(Dataset records)
================
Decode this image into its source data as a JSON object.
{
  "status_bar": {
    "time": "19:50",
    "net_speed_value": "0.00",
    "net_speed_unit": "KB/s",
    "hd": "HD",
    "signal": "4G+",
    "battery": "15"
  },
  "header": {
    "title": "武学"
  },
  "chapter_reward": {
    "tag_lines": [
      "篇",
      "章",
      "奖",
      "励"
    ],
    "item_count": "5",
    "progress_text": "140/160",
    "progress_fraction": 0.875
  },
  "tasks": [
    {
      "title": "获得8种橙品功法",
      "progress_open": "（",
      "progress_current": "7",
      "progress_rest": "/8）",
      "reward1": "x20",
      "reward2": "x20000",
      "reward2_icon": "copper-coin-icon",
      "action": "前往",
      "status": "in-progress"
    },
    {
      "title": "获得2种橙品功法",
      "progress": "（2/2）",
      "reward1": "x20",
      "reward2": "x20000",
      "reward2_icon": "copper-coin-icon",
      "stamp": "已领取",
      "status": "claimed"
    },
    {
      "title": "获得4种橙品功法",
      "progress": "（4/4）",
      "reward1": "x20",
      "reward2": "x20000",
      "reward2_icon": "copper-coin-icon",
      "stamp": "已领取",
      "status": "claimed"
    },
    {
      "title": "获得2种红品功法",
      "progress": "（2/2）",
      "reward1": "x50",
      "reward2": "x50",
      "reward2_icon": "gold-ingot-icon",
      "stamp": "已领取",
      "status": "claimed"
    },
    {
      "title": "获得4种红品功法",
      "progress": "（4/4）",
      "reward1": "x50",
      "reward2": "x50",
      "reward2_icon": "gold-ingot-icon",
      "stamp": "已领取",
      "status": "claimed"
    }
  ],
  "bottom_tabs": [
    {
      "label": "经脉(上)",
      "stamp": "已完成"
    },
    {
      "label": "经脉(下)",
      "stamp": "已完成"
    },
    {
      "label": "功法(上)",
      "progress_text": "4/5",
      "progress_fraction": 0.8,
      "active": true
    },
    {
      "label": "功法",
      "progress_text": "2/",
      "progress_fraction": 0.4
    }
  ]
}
================
Every entry in the listing must be retyped exactly.

Decode this image into its source data as a JSON object.
{
  "status_bar": {
    "time": "19:50",
    "net_speed_value": "0.00",
    "net_speed_unit": "KB/s",
    "hd": "HD",
    "signal": "4G+",
    "battery": "15"
  },
  "header": {
    "title": "武学"
  },
  "chapter_reward": {
    "tag_lines": [
      "篇",
      "章",
      "奖",
      "励"
    ],
    "item_count": "5",
    "progress_text": "140/160",
    "progress_fraction": 0.875
  },
  "tasks": [
    {
      "title": "获得8种橙品功法",
      "progress_open": "（",
      "progress_current": "7",
      "progress_rest": "/8）",
      "reward1": "x20",
      "reward2": "x20000",
      "reward2_icon": "copper-coin-icon",
      "action": "前往",
      "status": "in-progress"
    },
    {
      "title": "获得2种橙品功法",
      "progress": "（2/2）",
      "reward1": "x20",
      "reward2": "x20000",
      "reward2_icon": "copper-coin-icon",
      "stamp": "已领取",
      "status": "claimed"
    },
    {
      "title": "获得4种橙品功法",
      "progress": "（4/4）",
      "reward1": "x20",
      "reward2": "x20000",
      "reward2_icon": "copper-coin-icon",
      "stamp": "已领取",
      "status": "claimed"
    },
    {
      "title": "获得2种红品功法",
      "progress": "（2/2）",
      "reward1": "x50",
      "reward2": "x50",
      "reward2_icon": "gold-ingot-icon",
      "stamp": "已领取",
      "status": "claimed"
    },
    {
      "title": "获得4种红品功法",
      "progress": "（4/4）",
      "reward1": "x50",
      "reward2": "x50",
      "reward2_icon": "gold-ingot-icon",
      "stamp": "已领取",
      "status": "claimed"
    }
  ],
  "bottom_tabs": [
    {
      "label": "经脉(上)",
      "stamp": "已完成"
    },
    {
      "label": "经脉(下)",
      "stamp": "已完成"
    },
    {
      "label": "功法(上)",
      "progress_text": "4/5",
      "progress_fraction": 0.8,
      "active": true
    },
    {
      "label": "功法",
      "progress_text": "2/",
      "progress_fraction": 0.4
    }
  ]
}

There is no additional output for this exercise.